- _Goal_
Write out again only the lines between the one with "Transcribe this image's" and the end of the records below, both ends counted, and don't include the pictures.

[Data items]
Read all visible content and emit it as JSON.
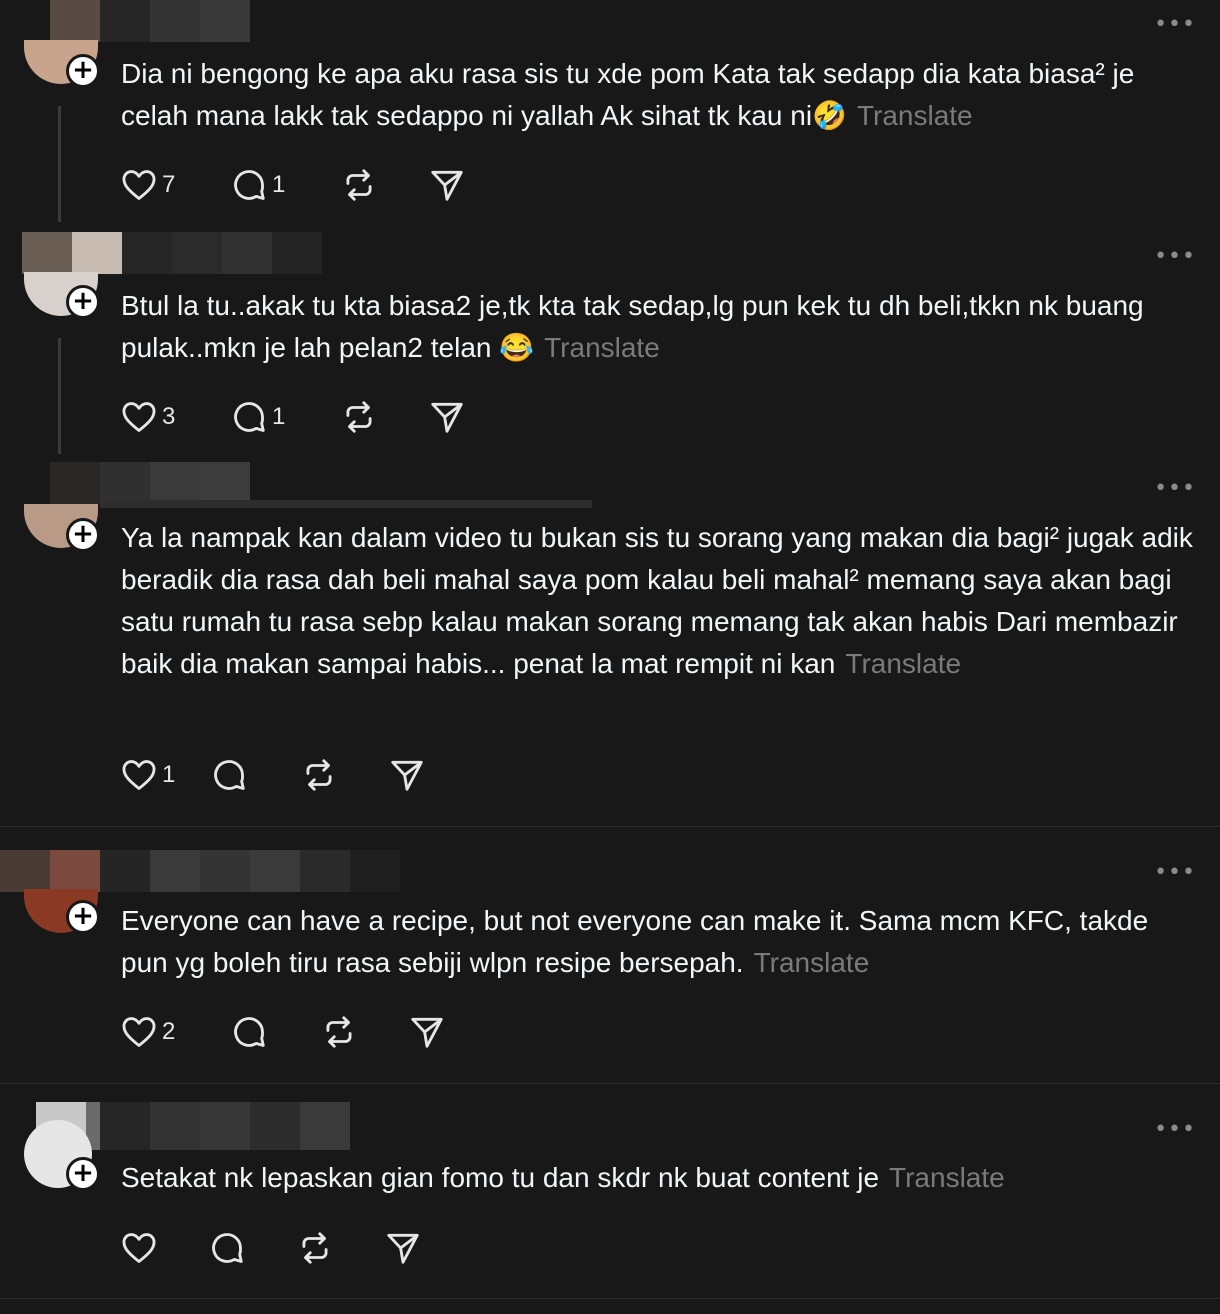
{
  "translate_label": "Translate",
  "more_label": "•••",
  "plus_label": "+",
  "posts": [
    {
      "text": "Dia ni bengong ke apa aku rasa sis tu xde pom Kata tak sedapp dia kata biasa² je celah mana lakk tak sedappo ni yallah Ak sihat tk kau ni🤣",
      "likes": "7",
      "replies": "1"
    },
    {
      "text": "Btul la tu..akak tu kta biasa2 je,tk kta tak sedap,lg pun kek tu dh beli,tkkn nk buang pulak..mkn je lah pelan2 telan 😂",
      "likes": "3",
      "replies": "1"
    },
    {
      "text": "Ya la nampak kan dalam video tu bukan sis tu sorang yang makan dia bagi² jugak adik beradik dia rasa dah beli mahal saya pom kalau beli mahal² memang saya akan bagi satu rumah tu rasa sebp kalau makan sorang memang tak akan habis Dari membazir baik dia makan sampai habis... penat la mat rempit ni kan",
      "likes": "1",
      "replies": ""
    },
    {
      "text": "Everyone can have a recipe, but not everyone can make it. Sama mcm KFC, takde pun yg boleh tiru rasa sebiji wlpn resipe bersepah.",
      "likes": "2",
      "replies": ""
    },
    {
      "text": "Setakat nk lepaskan gian fomo tu dan skdr nk buat content je",
      "likes": "",
      "replies": ""
    }
  ],
  "colors": {
    "background": "#181818",
    "text": "#f3f5f7",
    "muted": "#7a7a7a",
    "divider": "#2e2e2e"
  },
  "icons": [
    "heart-icon",
    "comment-icon",
    "repost-icon",
    "share-icon",
    "plus-icon",
    "more-icon"
  ]
}
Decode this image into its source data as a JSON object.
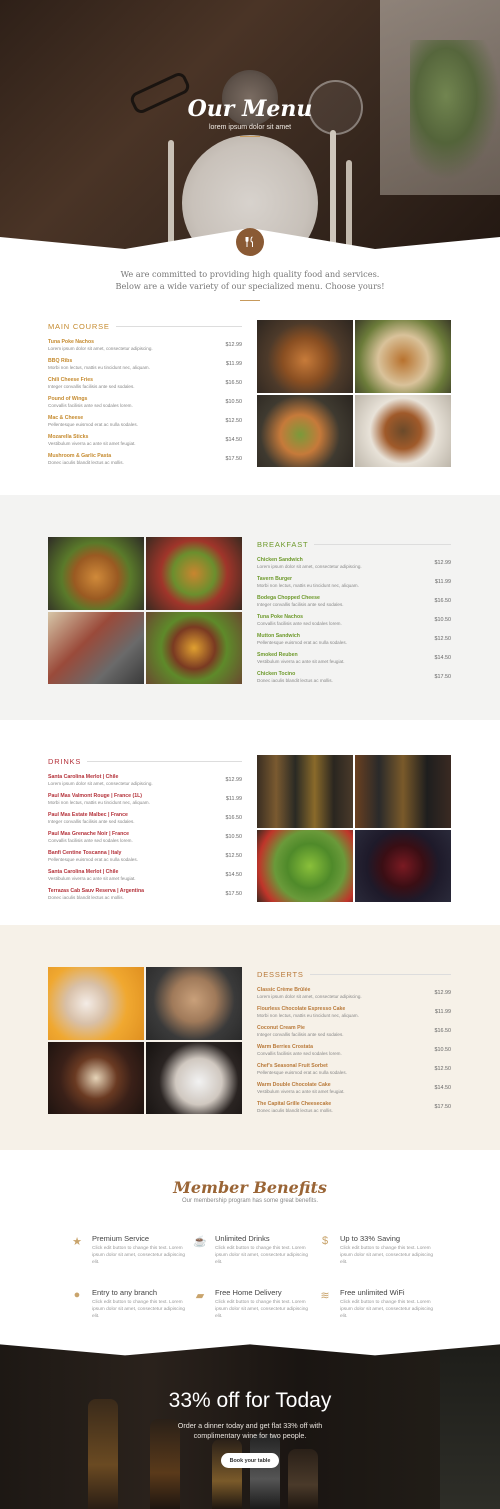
{
  "hero": {
    "title": "Our Menu",
    "subtitle": "lorem ipsum dolor sit amet"
  },
  "intro": "We are committed to providing high quality food and services. Below are a wide variety of our specialized menu. Choose yours!",
  "main_course": {
    "title": "MAIN COURSE",
    "items": [
      {
        "name": "Tuna Poke Nachos",
        "desc": "Lorem ipsum dolor sit amet, consectetur adipiscing.",
        "price": "$12.99"
      },
      {
        "name": "BBQ Ribs",
        "desc": "Morbi non lectus, mattis eu tincidunt nec, aliquam.",
        "price": "$11.99"
      },
      {
        "name": "Chili Cheese Fries",
        "desc": "Integer convallis facilisis ante sed sodales.",
        "price": "$16.50"
      },
      {
        "name": "Pound of Wings",
        "desc": "Convallis facilisis ante sed sodales lorem.",
        "price": "$10.50"
      },
      {
        "name": "Mac & Cheese",
        "desc": "Pellentesque euismod erat ac nulla sodales.",
        "price": "$12.50"
      },
      {
        "name": "Mozarella Sticks",
        "desc": "Vestibulum viverra ac ante sit amet feugiat.",
        "price": "$14.50"
      },
      {
        "name": "Mushroom & Garlic Pasta",
        "desc": "Donec iaculis blandit lectus ac mollis.",
        "price": "$17.50"
      }
    ]
  },
  "breakfast": {
    "title": "BREAKFAST",
    "items": [
      {
        "name": "Chicken Sandwich",
        "desc": "Lorem ipsum dolor sit amet, consectetur adipiscing.",
        "price": "$12.99"
      },
      {
        "name": "Tavern Burger",
        "desc": "Morbi non lectus, mattis eu tincidunt nec, aliquam.",
        "price": "$11.99"
      },
      {
        "name": "Bodega Chopped Cheese",
        "desc": "Integer convallis facilisis ante sed sodales.",
        "price": "$16.50"
      },
      {
        "name": "Tuna Poke Nachos",
        "desc": "Convallis facilisis ante sed sodales lorem.",
        "price": "$10.50"
      },
      {
        "name": "Mutton Sandwich",
        "desc": "Pellentesque euismod erat ac nulla sodales.",
        "price": "$12.50"
      },
      {
        "name": "Smoked Reuben",
        "desc": "Vestibulum viverra ac ante sit amet feugiat.",
        "price": "$14.50"
      },
      {
        "name": "Chicken Tocino",
        "desc": "Donec iaculis blandit lectus ac mollis.",
        "price": "$17.50"
      }
    ]
  },
  "drinks": {
    "title": "DRINKS",
    "items": [
      {
        "name": "Santa Carolina Merlot | Chile",
        "desc": "Lorem ipsum dolor sit amet, consectetur adipiscing.",
        "price": "$12.99"
      },
      {
        "name": "Paul Mas Valmont Rouge | France (1L)",
        "desc": "Morbi non lectus, mattis eu tincidunt nec, aliquam.",
        "price": "$11.99"
      },
      {
        "name": "Paul Mas Estate Malbec | France",
        "desc": "Integer convallis facilisis ante sed sodales.",
        "price": "$16.50"
      },
      {
        "name": "Paul Mas Grenache Noir | France",
        "desc": "Convallis facilisis ante sed sodales lorem.",
        "price": "$10.50"
      },
      {
        "name": "Banfi Centine Toscanna | Italy",
        "desc": "Pellentesque euismod erat ac nulla sodales.",
        "price": "$12.50"
      },
      {
        "name": "Santa Carolina Merlot | Chile",
        "desc": "Vestibulum viverra ac ante sit amet feugiat.",
        "price": "$14.50"
      },
      {
        "name": "Terrazas Cab Sauv Reserva | Argentina",
        "desc": "Donec iaculis blandit lectus ac mollis.",
        "price": "$17.50"
      }
    ]
  },
  "desserts": {
    "title": "DESSERTS",
    "items": [
      {
        "name": "Classic Crème Brûlée",
        "desc": "Lorem ipsum dolor sit amet, consectetur adipiscing.",
        "price": "$12.99"
      },
      {
        "name": "Flourless Chocolate Espresso Cake",
        "desc": "Morbi non lectus, mattis eu tincidunt nec, aliquam.",
        "price": "$11.99"
      },
      {
        "name": "Coconut Cream Pie",
        "desc": "Integer convallis facilisis ante sed sodales.",
        "price": "$16.50"
      },
      {
        "name": "Warm Berries Crostata",
        "desc": "Convallis facilisis ante sed sodales lorem.",
        "price": "$10.50"
      },
      {
        "name": "Chef's Seasonal Fruit Sorbet",
        "desc": "Pellentesque euismod erat ac nulla sodales.",
        "price": "$12.50"
      },
      {
        "name": "Warm Double Chocolate Cake",
        "desc": "Vestibulum viverra ac ante sit amet feugiat.",
        "price": "$14.50"
      },
      {
        "name": "The Capital Grille Cheesecake",
        "desc": "Donec iaculis blandit lectus ac mollis.",
        "price": "$17.50"
      }
    ]
  },
  "member": {
    "title": "Member Benefits",
    "subtitle": "Our membership program has some great benefits.",
    "benefits": [
      {
        "title": "Premium Service",
        "desc": "Click edit button to change this text. Lorem ipsum dolor sit amet, consectetur adipiscing elit.",
        "icon": "star-icon"
      },
      {
        "title": "Unlimited Drinks",
        "desc": "Click edit button to change this text. Lorem ipsum dolor sit amet, consectetur adipiscing elit.",
        "icon": "cup-icon"
      },
      {
        "title": "Up to 33% Saving",
        "desc": "Click edit button to change this text. Lorem ipsum dolor sit amet, consectetur adipiscing elit.",
        "icon": "money-icon"
      },
      {
        "title": "Entry to any branch",
        "desc": "Click edit button to change this text. Lorem ipsum dolor sit amet, consectetur adipiscing elit.",
        "icon": "globe-icon"
      },
      {
        "title": "Free Home Delivery",
        "desc": "Click edit button to change this text. Lorem ipsum dolor sit amet, consectetur adipiscing elit.",
        "icon": "truck-icon"
      },
      {
        "title": "Free unlimited WiFi",
        "desc": "Click edit button to change this text. Lorem ipsum dolor sit amet, consectetur adipiscing elit.",
        "icon": "wifi-icon"
      }
    ]
  },
  "promo": {
    "title": "33% off for Today",
    "text": "Order a dinner today and get flat 33% off with complimentary wine for two people.",
    "button": "Book your table"
  },
  "colors": {
    "accent": "#8a5a34",
    "gold": "#c58a2e",
    "green": "#6e9a2c",
    "red": "#b4323a"
  }
}
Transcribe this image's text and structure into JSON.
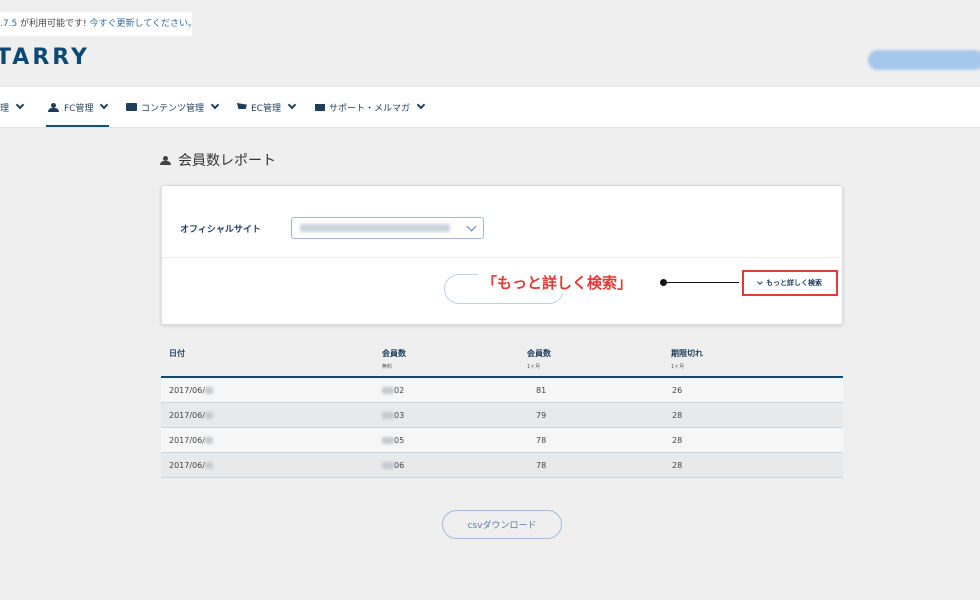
{
  "notice": {
    "version": ".7.5",
    "text": " が利用可能です! ",
    "link": "今すぐ更新してください。"
  },
  "brand": {
    "logo_text": "TARRY"
  },
  "nav": {
    "items": [
      {
        "label": "理",
        "icon": "none"
      },
      {
        "label": "FC管理",
        "icon": "users-icon"
      },
      {
        "label": "コンテンツ管理",
        "icon": "folder-icon"
      },
      {
        "label": "EC管理",
        "icon": "cart-icon"
      },
      {
        "label": "サポート・メルマガ",
        "icon": "mail-icon"
      }
    ]
  },
  "page": {
    "title": "会員数レポート"
  },
  "filter": {
    "site_label": "オフィシャルサイト",
    "detail_link": "もっと詳しく検索"
  },
  "annotation": {
    "callout": "「もっと詳しく検索」",
    "color": "#e53935"
  },
  "table": {
    "headers": [
      {
        "label": "日付",
        "sub": ""
      },
      {
        "label": "会員数",
        "sub": "無料"
      },
      {
        "label": "会員数",
        "sub": "1ヶ月"
      },
      {
        "label": "期限切れ",
        "sub": "1ヶ月"
      }
    ],
    "rows": [
      {
        "date": "2017/06/",
        "free": "02",
        "month": "81",
        "expired": "26"
      },
      {
        "date": "2017/06/",
        "free": "03",
        "month": "79",
        "expired": "28"
      },
      {
        "date": "2017/06/",
        "free": "05",
        "month": "78",
        "expired": "28"
      },
      {
        "date": "2017/06/",
        "free": "06",
        "month": "78",
        "expired": "28"
      }
    ]
  },
  "actions": {
    "csv": "csvダウンロード"
  },
  "colors": {
    "brand": "#0c4a73",
    "nav_text": "#1f3d5c",
    "accent_red": "#e53935"
  }
}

- _Solved problem_
Transcribe this image's text and structure into JSON.
{
  "notice": {
    "version": ".7.5",
    "text": " が利用可能です! ",
    "link": "今すぐ更新してください。"
  },
  "brand": {
    "logo_text": "TARRY"
  },
  "nav": {
    "items": [
      {
        "label": "理",
        "icon": "none"
      },
      {
        "label": "FC管理",
        "icon": "users-icon"
      },
      {
        "label": "コンテンツ管理",
        "icon": "folder-icon"
      },
      {
        "label": "EC管理",
        "icon": "cart-icon"
      },
      {
        "label": "サポート・メルマガ",
        "icon": "mail-icon"
      }
    ]
  },
  "page": {
    "title": "会員数レポート"
  },
  "filter": {
    "site_label": "オフィシャルサイト",
    "detail_link": "もっと詳しく検索"
  },
  "annotation": {
    "callout": "「もっと詳しく検索」",
    "color": "#e53935"
  },
  "table": {
    "headers": [
      {
        "label": "日付",
        "sub": ""
      },
      {
        "label": "会員数",
        "sub": "無料"
      },
      {
        "label": "会員数",
        "sub": "1ヶ月"
      },
      {
        "label": "期限切れ",
        "sub": "1ヶ月"
      }
    ],
    "rows": [
      {
        "date": "2017/06/",
        "free": "02",
        "month": "81",
        "expired": "26"
      },
      {
        "date": "2017/06/",
        "free": "03",
        "month": "79",
        "expired": "28"
      },
      {
        "date": "2017/06/",
        "free": "05",
        "month": "78",
        "expired": "28"
      },
      {
        "date": "2017/06/",
        "free": "06",
        "month": "78",
        "expired": "28"
      }
    ]
  },
  "actions": {
    "csv": "csvダウンロード"
  },
  "colors": {
    "brand": "#0c4a73",
    "nav_text": "#1f3d5c",
    "accent_red": "#e53935"
  }
}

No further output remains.